(Records from a dataset)
*-*-*

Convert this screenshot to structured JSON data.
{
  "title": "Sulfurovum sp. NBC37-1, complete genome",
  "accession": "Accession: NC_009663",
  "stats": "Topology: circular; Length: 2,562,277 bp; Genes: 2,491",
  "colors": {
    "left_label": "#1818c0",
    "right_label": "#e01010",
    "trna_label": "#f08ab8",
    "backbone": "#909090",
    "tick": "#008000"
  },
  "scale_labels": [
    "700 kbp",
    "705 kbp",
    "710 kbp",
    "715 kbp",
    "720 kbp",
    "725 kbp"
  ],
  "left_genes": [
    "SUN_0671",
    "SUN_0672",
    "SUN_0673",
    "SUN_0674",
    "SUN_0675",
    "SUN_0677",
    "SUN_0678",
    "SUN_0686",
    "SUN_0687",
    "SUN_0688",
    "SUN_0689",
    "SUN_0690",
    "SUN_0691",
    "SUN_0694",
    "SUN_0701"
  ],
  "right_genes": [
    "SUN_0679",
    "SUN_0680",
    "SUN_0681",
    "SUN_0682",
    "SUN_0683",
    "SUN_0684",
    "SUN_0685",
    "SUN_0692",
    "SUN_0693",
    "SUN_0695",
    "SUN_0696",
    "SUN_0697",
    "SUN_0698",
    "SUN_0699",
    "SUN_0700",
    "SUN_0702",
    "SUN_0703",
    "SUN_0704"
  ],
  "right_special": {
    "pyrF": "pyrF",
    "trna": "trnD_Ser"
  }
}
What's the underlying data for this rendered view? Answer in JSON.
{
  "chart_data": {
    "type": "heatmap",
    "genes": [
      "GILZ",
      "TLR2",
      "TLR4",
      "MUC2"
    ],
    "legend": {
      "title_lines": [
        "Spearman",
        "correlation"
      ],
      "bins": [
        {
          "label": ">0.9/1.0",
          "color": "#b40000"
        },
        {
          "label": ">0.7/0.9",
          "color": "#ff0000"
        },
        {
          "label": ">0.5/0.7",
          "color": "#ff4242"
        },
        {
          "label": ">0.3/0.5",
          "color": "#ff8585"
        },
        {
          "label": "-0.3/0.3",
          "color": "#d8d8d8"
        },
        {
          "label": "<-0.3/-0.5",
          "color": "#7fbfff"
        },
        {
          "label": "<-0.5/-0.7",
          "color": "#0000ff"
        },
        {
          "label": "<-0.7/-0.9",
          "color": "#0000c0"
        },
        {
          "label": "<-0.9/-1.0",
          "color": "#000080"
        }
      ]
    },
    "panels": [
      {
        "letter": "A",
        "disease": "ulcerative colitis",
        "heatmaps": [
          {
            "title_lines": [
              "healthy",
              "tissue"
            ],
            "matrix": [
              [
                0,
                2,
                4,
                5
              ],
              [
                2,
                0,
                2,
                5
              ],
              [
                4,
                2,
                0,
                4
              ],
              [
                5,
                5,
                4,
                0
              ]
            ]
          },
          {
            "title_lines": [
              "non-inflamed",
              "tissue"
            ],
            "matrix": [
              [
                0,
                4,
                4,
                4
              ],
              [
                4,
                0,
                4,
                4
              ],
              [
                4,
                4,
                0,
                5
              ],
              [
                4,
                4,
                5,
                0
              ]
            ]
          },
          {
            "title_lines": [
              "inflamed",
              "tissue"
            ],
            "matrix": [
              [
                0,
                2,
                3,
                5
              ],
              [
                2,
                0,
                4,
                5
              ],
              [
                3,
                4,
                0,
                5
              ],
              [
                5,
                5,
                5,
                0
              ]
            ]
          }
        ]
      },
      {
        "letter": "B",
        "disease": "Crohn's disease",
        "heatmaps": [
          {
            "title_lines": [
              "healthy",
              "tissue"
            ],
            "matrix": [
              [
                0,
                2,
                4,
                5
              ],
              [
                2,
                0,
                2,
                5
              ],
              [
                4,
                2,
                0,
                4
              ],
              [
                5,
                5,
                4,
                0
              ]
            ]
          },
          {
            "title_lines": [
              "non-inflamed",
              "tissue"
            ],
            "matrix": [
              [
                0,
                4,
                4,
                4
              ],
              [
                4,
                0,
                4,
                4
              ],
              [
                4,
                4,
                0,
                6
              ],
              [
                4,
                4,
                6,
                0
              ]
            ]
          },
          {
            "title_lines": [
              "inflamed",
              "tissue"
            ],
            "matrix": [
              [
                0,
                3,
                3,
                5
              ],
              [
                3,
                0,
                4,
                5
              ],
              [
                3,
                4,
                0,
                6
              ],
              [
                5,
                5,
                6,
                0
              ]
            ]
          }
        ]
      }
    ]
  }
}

*-*-*

The task
In this exercise, reproduce each line above exactly.

Expected answer
Convert this screenshot to structured JSON data.
{
  "title": "Sulfurovum sp. NBC37-1, complete genome",
  "accession": "Accession: NC_009663",
  "stats": "Topology: circular; Length: 2,562,277 bp; Genes: 2,491",
  "colors": {
    "left_label": "#1818c0",
    "right_label": "#e01010",
    "trna_label": "#f08ab8",
    "backbone": "#909090",
    "tick": "#008000"
  },
  "scale_labels": [
    "700 kbp",
    "705 kbp",
    "710 kbp",
    "715 kbp",
    "720 kbp",
    "725 kbp"
  ],
  "left_genes": [
    "SUN_0671",
    "SUN_0672",
    "SUN_0673",
    "SUN_0674",
    "SUN_0675",
    "SUN_0677",
    "SUN_0678",
    "SUN_0686",
    "SUN_0687",
    "SUN_0688",
    "SUN_0689",
    "SUN_0690",
    "SUN_0691",
    "SUN_0694",
    "SUN_0701"
  ],
  "right_genes": [
    "SUN_0679",
    "SUN_0680",
    "SUN_0681",
    "SUN_0682",
    "SUN_0683",
    "SUN_0684",
    "SUN_0685",
    "SUN_0692",
    "SUN_0693",
    "SUN_0695",
    "SUN_0696",
    "SUN_0697",
    "SUN_0698",
    "SUN_0699",
    "SUN_0700",
    "SUN_0702",
    "SUN_0703",
    "SUN_0704"
  ],
  "right_special": {
    "pyrF": "pyrF",
    "trna": "trnD_Ser"
  }
}
What's the underlying data for this rendered view? Answer in JSON.
{
  "chart_data": {
    "type": "heatmap",
    "genes": [
      "GILZ",
      "TLR2",
      "TLR4",
      "MUC2"
    ],
    "legend": {
      "title_lines": [
        "Spearman",
        "correlation"
      ],
      "bins": [
        {
          "label": ">0.9/1.0",
          "color": "#b40000"
        },
        {
          "label": ">0.7/0.9",
          "color": "#ff0000"
        },
        {
          "label": ">0.5/0.7",
          "color": "#ff4242"
        },
        {
          "label": ">0.3/0.5",
          "color": "#ff8585"
        },
        {
          "label": "-0.3/0.3",
          "color": "#d8d8d8"
        },
        {
          "label": "<-0.3/-0.5",
          "color": "#7fbfff"
        },
        {
          "label": "<-0.5/-0.7",
          "color": "#0000ff"
        },
        {
          "label": "<-0.7/-0.9",
          "color": "#0000c0"
        },
        {
          "label": "<-0.9/-1.0",
          "color": "#000080"
        }
      ]
    },
    "panels": [
      {
        "letter": "A",
        "disease": "ulcerative colitis",
        "heatmaps": [
          {
            "title_lines": [
              "healthy",
              "tissue"
            ],
            "matrix": [
              [
                0,
                2,
                4,
                5
              ],
              [
                2,
                0,
                2,
                5
              ],
              [
                4,
                2,
                0,
                4
              ],
              [
                5,
                5,
                4,
                0
              ]
            ]
          },
          {
            "title_lines": [
              "non-inflamed",
              "tissue"
            ],
            "matrix": [
              [
                0,
                4,
                4,
                4
              ],
              [
                4,
                0,
                4,
                4
              ],
              [
                4,
                4,
                0,
                5
              ],
              [
                4,
                4,
                5,
                0
              ]
            ]
          },
          {
            "title_lines": [
              "inflamed",
              "tissue"
            ],
            "matrix": [
              [
                0,
                2,
                3,
                5
              ],
              [
                2,
                0,
                4,
                5
              ],
              [
                3,
                4,
                0,
                5
              ],
              [
                5,
                5,
                5,
                0
              ]
            ]
          }
        ]
      },
      {
        "letter": "B",
        "disease": "Crohn's disease",
        "heatmaps": [
          {
            "title_lines": [
              "healthy",
              "tissue"
            ],
            "matrix": [
              [
                0,
                2,
                4,
                5
              ],
              [
                2,
                0,
                2,
                5
              ],
              [
                4,
                2,
                0,
                4
              ],
              [
                5,
                5,
                4,
                0
              ]
            ]
          },
          {
            "title_lines": [
              "non-inflamed",
              "tissue"
            ],
            "matrix": [
              [
                0,
                4,
                4,
                4
              ],
              [
                4,
                0,
                4,
                4
              ],
              [
                4,
                4,
                0,
                6
              ],
              [
                4,
                4,
                6,
                0
              ]
            ]
          },
          {
            "title_lines": [
              "inflamed",
              "tissue"
            ],
            "matrix": [
              [
                0,
                3,
                3,
                5
              ],
              [
                3,
                0,
                4,
                5
              ],
              [
                3,
                4,
                0,
                6
              ],
              [
                5,
                5,
                6,
                0
              ]
            ]
          }
        ]
      }
    ]
  }
}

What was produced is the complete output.